SHORT TASK → Type out the records that follow, exactly as given.

### DATA SUPPLIED

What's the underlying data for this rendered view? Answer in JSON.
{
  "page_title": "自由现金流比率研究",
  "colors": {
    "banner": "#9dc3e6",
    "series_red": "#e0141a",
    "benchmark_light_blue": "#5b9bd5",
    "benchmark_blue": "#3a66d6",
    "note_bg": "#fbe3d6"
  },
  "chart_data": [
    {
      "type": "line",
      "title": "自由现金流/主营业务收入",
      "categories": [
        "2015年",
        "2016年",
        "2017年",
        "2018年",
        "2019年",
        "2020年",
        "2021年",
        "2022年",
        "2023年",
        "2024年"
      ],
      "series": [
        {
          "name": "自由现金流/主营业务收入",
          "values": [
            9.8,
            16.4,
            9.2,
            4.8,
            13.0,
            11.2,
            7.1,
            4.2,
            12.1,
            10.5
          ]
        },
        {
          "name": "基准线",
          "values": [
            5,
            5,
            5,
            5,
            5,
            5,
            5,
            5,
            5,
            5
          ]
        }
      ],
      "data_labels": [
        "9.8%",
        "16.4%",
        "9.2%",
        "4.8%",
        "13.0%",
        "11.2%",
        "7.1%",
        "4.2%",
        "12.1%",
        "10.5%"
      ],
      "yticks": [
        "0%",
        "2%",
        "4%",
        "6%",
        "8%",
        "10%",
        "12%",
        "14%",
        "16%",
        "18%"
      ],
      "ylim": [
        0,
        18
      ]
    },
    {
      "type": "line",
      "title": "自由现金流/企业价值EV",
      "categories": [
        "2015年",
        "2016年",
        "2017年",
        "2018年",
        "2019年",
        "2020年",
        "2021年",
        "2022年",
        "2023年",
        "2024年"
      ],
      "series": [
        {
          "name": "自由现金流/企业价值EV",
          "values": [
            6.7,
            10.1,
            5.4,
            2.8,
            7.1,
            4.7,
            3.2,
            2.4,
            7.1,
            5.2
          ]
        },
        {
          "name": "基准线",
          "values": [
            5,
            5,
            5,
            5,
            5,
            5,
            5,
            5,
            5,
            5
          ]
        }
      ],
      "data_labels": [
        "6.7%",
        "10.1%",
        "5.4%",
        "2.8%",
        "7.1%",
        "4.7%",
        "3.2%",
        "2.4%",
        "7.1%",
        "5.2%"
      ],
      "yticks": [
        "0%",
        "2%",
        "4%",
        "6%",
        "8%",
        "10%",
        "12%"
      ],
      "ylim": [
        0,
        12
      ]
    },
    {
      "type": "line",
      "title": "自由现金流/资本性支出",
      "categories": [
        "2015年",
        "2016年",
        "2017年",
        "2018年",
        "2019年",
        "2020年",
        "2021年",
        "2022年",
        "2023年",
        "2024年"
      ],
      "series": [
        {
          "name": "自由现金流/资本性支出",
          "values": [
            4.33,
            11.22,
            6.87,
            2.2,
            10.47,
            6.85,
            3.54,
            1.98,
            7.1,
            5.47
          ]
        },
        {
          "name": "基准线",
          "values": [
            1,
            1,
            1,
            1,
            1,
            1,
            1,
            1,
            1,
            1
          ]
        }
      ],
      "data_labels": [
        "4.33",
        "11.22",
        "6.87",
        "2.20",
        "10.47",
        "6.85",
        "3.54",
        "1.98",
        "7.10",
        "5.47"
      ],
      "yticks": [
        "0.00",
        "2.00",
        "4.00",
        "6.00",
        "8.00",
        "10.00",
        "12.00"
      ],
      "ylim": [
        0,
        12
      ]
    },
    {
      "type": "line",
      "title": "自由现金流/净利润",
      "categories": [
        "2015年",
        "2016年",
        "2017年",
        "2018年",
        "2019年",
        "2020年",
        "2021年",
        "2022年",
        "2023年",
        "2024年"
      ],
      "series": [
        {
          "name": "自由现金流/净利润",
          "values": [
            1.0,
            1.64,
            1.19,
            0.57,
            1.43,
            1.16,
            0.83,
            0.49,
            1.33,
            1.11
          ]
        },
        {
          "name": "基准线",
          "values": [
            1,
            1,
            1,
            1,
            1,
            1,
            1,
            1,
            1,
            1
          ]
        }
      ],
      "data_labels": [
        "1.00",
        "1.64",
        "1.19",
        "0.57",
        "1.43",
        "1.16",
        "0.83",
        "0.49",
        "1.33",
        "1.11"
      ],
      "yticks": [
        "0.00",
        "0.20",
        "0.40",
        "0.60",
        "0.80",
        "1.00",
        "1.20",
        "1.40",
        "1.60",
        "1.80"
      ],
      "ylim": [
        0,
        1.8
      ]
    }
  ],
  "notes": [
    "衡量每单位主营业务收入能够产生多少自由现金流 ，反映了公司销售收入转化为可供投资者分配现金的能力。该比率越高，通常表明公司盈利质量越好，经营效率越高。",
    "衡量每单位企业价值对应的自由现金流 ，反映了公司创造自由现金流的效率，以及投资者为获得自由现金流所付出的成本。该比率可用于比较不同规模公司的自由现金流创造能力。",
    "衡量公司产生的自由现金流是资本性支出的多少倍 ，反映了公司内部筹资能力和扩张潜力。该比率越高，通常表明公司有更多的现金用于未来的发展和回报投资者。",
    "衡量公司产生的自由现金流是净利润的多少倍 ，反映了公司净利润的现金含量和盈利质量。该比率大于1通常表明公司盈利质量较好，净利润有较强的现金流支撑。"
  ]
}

######

ANSWER BELOW →
What's the underlying data for this rendered view? Answer in JSON.
{
  "page_title": "自由现金流比率研究",
  "colors": {
    "banner": "#9dc3e6",
    "series_red": "#e0141a",
    "benchmark_light_blue": "#5b9bd5",
    "benchmark_blue": "#3a66d6",
    "note_bg": "#fbe3d6"
  },
  "chart_data": [
    {
      "type": "line",
      "title": "自由现金流/主营业务收入",
      "categories": [
        "2015年",
        "2016年",
        "2017年",
        "2018年",
        "2019年",
        "2020年",
        "2021年",
        "2022年",
        "2023年",
        "2024年"
      ],
      "series": [
        {
          "name": "自由现金流/主营业务收入",
          "values": [
            9.8,
            16.4,
            9.2,
            4.8,
            13.0,
            11.2,
            7.1,
            4.2,
            12.1,
            10.5
          ]
        },
        {
          "name": "基准线",
          "values": [
            5,
            5,
            5,
            5,
            5,
            5,
            5,
            5,
            5,
            5
          ]
        }
      ],
      "data_labels": [
        "9.8%",
        "16.4%",
        "9.2%",
        "4.8%",
        "13.0%",
        "11.2%",
        "7.1%",
        "4.2%",
        "12.1%",
        "10.5%"
      ],
      "yticks": [
        "0%",
        "2%",
        "4%",
        "6%",
        "8%",
        "10%",
        "12%",
        "14%",
        "16%",
        "18%"
      ],
      "ylim": [
        0,
        18
      ]
    },
    {
      "type": "line",
      "title": "自由现金流/企业价值EV",
      "categories": [
        "2015年",
        "2016年",
        "2017年",
        "2018年",
        "2019年",
        "2020年",
        "2021年",
        "2022年",
        "2023年",
        "2024年"
      ],
      "series": [
        {
          "name": "自由现金流/企业价值EV",
          "values": [
            6.7,
            10.1,
            5.4,
            2.8,
            7.1,
            4.7,
            3.2,
            2.4,
            7.1,
            5.2
          ]
        },
        {
          "name": "基准线",
          "values": [
            5,
            5,
            5,
            5,
            5,
            5,
            5,
            5,
            5,
            5
          ]
        }
      ],
      "data_labels": [
        "6.7%",
        "10.1%",
        "5.4%",
        "2.8%",
        "7.1%",
        "4.7%",
        "3.2%",
        "2.4%",
        "7.1%",
        "5.2%"
      ],
      "yticks": [
        "0%",
        "2%",
        "4%",
        "6%",
        "8%",
        "10%",
        "12%"
      ],
      "ylim": [
        0,
        12
      ]
    },
    {
      "type": "line",
      "title": "自由现金流/资本性支出",
      "categories": [
        "2015年",
        "2016年",
        "2017年",
        "2018年",
        "2019年",
        "2020年",
        "2021年",
        "2022年",
        "2023年",
        "2024年"
      ],
      "series": [
        {
          "name": "自由现金流/资本性支出",
          "values": [
            4.33,
            11.22,
            6.87,
            2.2,
            10.47,
            6.85,
            3.54,
            1.98,
            7.1,
            5.47
          ]
        },
        {
          "name": "基准线",
          "values": [
            1,
            1,
            1,
            1,
            1,
            1,
            1,
            1,
            1,
            1
          ]
        }
      ],
      "data_labels": [
        "4.33",
        "11.22",
        "6.87",
        "2.20",
        "10.47",
        "6.85",
        "3.54",
        "1.98",
        "7.10",
        "5.47"
      ],
      "yticks": [
        "0.00",
        "2.00",
        "4.00",
        "6.00",
        "8.00",
        "10.00",
        "12.00"
      ],
      "ylim": [
        0,
        12
      ]
    },
    {
      "type": "line",
      "title": "自由现金流/净利润",
      "categories": [
        "2015年",
        "2016年",
        "2017年",
        "2018年",
        "2019年",
        "2020年",
        "2021年",
        "2022年",
        "2023年",
        "2024年"
      ],
      "series": [
        {
          "name": "自由现金流/净利润",
          "values": [
            1.0,
            1.64,
            1.19,
            0.57,
            1.43,
            1.16,
            0.83,
            0.49,
            1.33,
            1.11
          ]
        },
        {
          "name": "基准线",
          "values": [
            1,
            1,
            1,
            1,
            1,
            1,
            1,
            1,
            1,
            1
          ]
        }
      ],
      "data_labels": [
        "1.00",
        "1.64",
        "1.19",
        "0.57",
        "1.43",
        "1.16",
        "0.83",
        "0.49",
        "1.33",
        "1.11"
      ],
      "yticks": [
        "0.00",
        "0.20",
        "0.40",
        "0.60",
        "0.80",
        "1.00",
        "1.20",
        "1.40",
        "1.60",
        "1.80"
      ],
      "ylim": [
        0,
        1.8
      ]
    }
  ],
  "notes": [
    "衡量每单位主营业务收入能够产生多少自由现金流 ，反映了公司销售收入转化为可供投资者分配现金的能力。该比率越高，通常表明公司盈利质量越好，经营效率越高。",
    "衡量每单位企业价值对应的自由现金流 ，反映了公司创造自由现金流的效率，以及投资者为获得自由现金流所付出的成本。该比率可用于比较不同规模公司的自由现金流创造能力。",
    "衡量公司产生的自由现金流是资本性支出的多少倍 ，反映了公司内部筹资能力和扩张潜力。该比率越高，通常表明公司有更多的现金用于未来的发展和回报投资者。",
    "衡量公司产生的自由现金流是净利润的多少倍 ，反映了公司净利润的现金含量和盈利质量。该比率大于1通常表明公司盈利质量较好，净利润有较强的现金流支撑。"
  ]
}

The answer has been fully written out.